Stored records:
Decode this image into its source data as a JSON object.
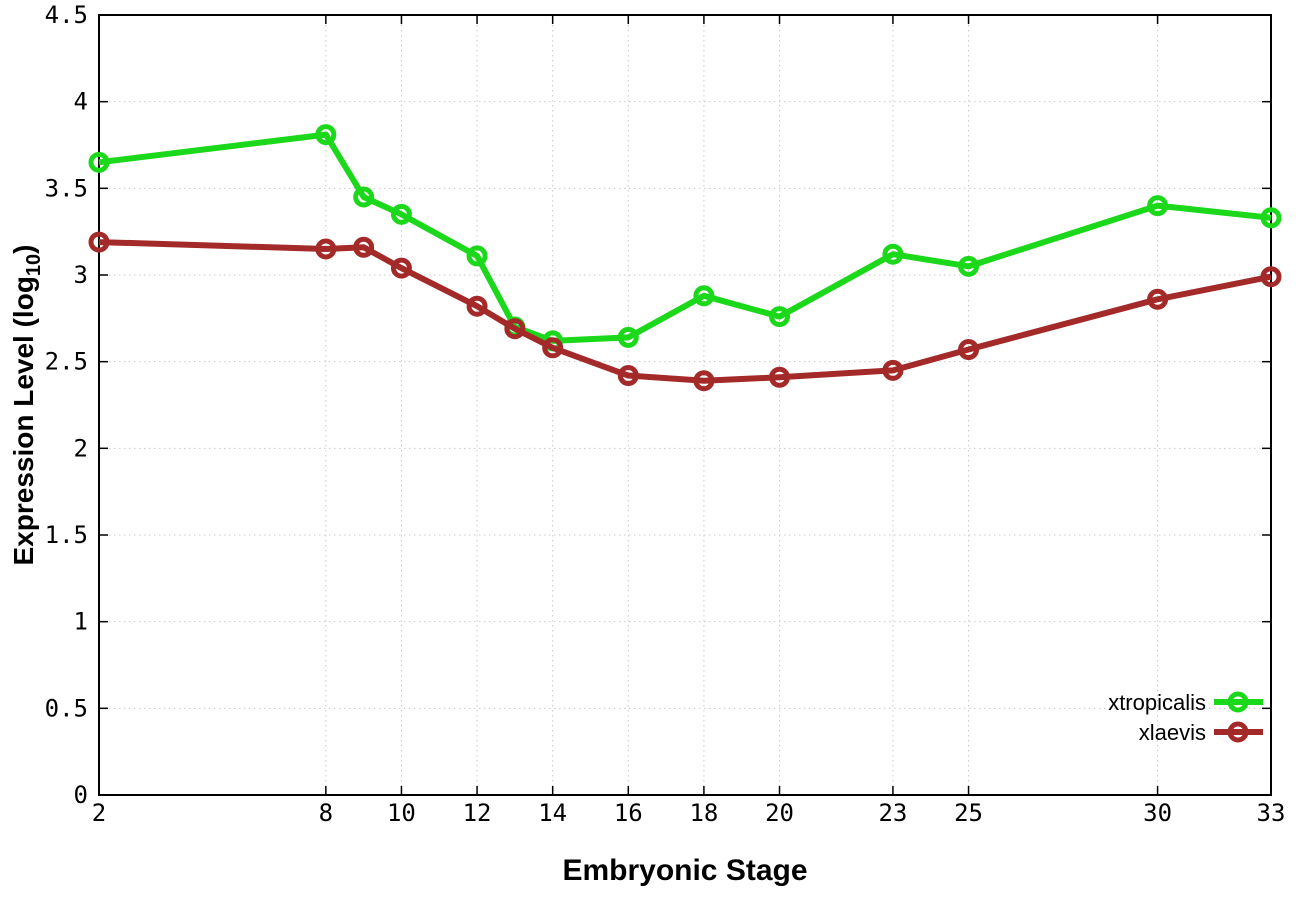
{
  "chart_data": {
    "type": "line",
    "title": "",
    "xlabel": "Embryonic Stage",
    "ylabel": "Expression Level (log10)",
    "ylabel_parts": {
      "main": "Expression Level (log",
      "sub": "10",
      "close": ")"
    },
    "xlim": [
      2,
      33
    ],
    "ylim": [
      0,
      4.5
    ],
    "xticks": [
      2,
      8,
      10,
      12,
      14,
      16,
      18,
      20,
      23,
      25,
      30,
      33
    ],
    "yticks": [
      0,
      0.5,
      1,
      1.5,
      2,
      2.5,
      3,
      3.5,
      4,
      4.5
    ],
    "ytick_labels": [
      "0",
      "0.5",
      "1",
      "1.5",
      "2",
      "2.5",
      "3",
      "3.5",
      "4",
      "4.5"
    ],
    "grid": true,
    "legend_position": "bottom-right",
    "x": [
      2,
      8,
      9,
      10,
      12,
      13,
      14,
      16,
      18,
      20,
      23,
      25,
      30,
      33
    ],
    "series": [
      {
        "name": "xtropicalis",
        "color": "#1bd81b",
        "marker": "open-circle",
        "values": [
          3.65,
          3.81,
          3.45,
          3.35,
          3.11,
          2.7,
          2.62,
          2.64,
          2.88,
          2.76,
          3.12,
          3.05,
          3.4,
          3.33
        ]
      },
      {
        "name": "xlaevis",
        "color": "#a42a2a",
        "marker": "open-circle",
        "values": [
          3.19,
          3.15,
          3.16,
          3.04,
          2.82,
          2.69,
          2.58,
          2.42,
          2.39,
          2.41,
          2.45,
          2.57,
          2.86,
          2.99
        ]
      }
    ],
    "styles": {
      "background": "#ffffff",
      "grid_color": "#c9c9c9",
      "border_color": "#000000",
      "text_color": "#000000"
    }
  }
}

Aim of the exercise
Look through the material and copy each line that has "Expression".

Answer below
    "ylabel": "Expression Level (log10)",
      "main": "Expression Level (log",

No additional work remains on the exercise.